> **What to produce**
Will you transcribe the entries that follow, exactly and in full?

— BEGIN The input —

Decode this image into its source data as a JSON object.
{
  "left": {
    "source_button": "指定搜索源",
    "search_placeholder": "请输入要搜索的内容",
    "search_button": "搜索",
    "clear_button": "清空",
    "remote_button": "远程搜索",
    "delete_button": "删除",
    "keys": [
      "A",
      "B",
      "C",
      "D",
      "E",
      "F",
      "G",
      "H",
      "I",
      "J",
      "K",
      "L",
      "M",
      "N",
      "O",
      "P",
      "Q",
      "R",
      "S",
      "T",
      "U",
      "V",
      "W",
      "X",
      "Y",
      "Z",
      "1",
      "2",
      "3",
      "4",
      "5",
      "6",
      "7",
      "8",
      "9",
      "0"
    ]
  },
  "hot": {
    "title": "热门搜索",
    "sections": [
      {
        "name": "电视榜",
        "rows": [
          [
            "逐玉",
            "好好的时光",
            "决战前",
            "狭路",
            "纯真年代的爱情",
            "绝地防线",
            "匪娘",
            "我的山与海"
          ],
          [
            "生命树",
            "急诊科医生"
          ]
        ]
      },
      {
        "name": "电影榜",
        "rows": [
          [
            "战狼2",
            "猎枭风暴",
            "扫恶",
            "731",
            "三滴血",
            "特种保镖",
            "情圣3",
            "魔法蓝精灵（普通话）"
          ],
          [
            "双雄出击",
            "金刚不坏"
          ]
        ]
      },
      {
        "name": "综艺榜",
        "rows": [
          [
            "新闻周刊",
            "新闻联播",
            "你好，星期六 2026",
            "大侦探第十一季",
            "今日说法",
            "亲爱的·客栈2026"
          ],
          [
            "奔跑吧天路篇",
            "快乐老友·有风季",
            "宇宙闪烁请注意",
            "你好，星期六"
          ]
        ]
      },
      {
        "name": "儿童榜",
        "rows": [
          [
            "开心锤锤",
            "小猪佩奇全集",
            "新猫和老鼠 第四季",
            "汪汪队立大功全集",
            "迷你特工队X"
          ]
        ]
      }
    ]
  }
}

— END The input —

> **Answer to this exercise**
Decode this image into its source data as a JSON object.
{
  "left": {
    "source_button": "指定搜索源",
    "search_placeholder": "请输入要搜索的内容",
    "search_button": "搜索",
    "clear_button": "清空",
    "remote_button": "远程搜索",
    "delete_button": "删除",
    "keys": [
      "A",
      "B",
      "C",
      "D",
      "E",
      "F",
      "G",
      "H",
      "I",
      "J",
      "K",
      "L",
      "M",
      "N",
      "O",
      "P",
      "Q",
      "R",
      "S",
      "T",
      "U",
      "V",
      "W",
      "X",
      "Y",
      "Z",
      "1",
      "2",
      "3",
      "4",
      "5",
      "6",
      "7",
      "8",
      "9",
      "0"
    ]
  },
  "hot": {
    "title": "热门搜索",
    "sections": [
      {
        "name": "电视榜",
        "rows": [
          [
            "逐玉",
            "好好的时光",
            "决战前",
            "狭路",
            "纯真年代的爱情",
            "绝地防线",
            "匪娘",
            "我的山与海"
          ],
          [
            "生命树",
            "急诊科医生"
          ]
        ]
      },
      {
        "name": "电影榜",
        "rows": [
          [
            "战狼2",
            "猎枭风暴",
            "扫恶",
            "731",
            "三滴血",
            "特种保镖",
            "情圣3",
            "魔法蓝精灵（普通话）"
          ],
          [
            "双雄出击",
            "金刚不坏"
          ]
        ]
      },
      {
        "name": "综艺榜",
        "rows": [
          [
            "新闻周刊",
            "新闻联播",
            "你好，星期六 2026",
            "大侦探第十一季",
            "今日说法",
            "亲爱的·客栈2026"
          ],
          [
            "奔跑吧天路篇",
            "快乐老友·有风季",
            "宇宙闪烁请注意",
            "你好，星期六"
          ]
        ]
      },
      {
        "name": "儿童榜",
        "rows": [
          [
            "开心锤锤",
            "小猪佩奇全集",
            "新猫和老鼠 第四季",
            "汪汪队立大功全集",
            "迷你特工队X"
          ]
        ]
      }
    ]
  }
}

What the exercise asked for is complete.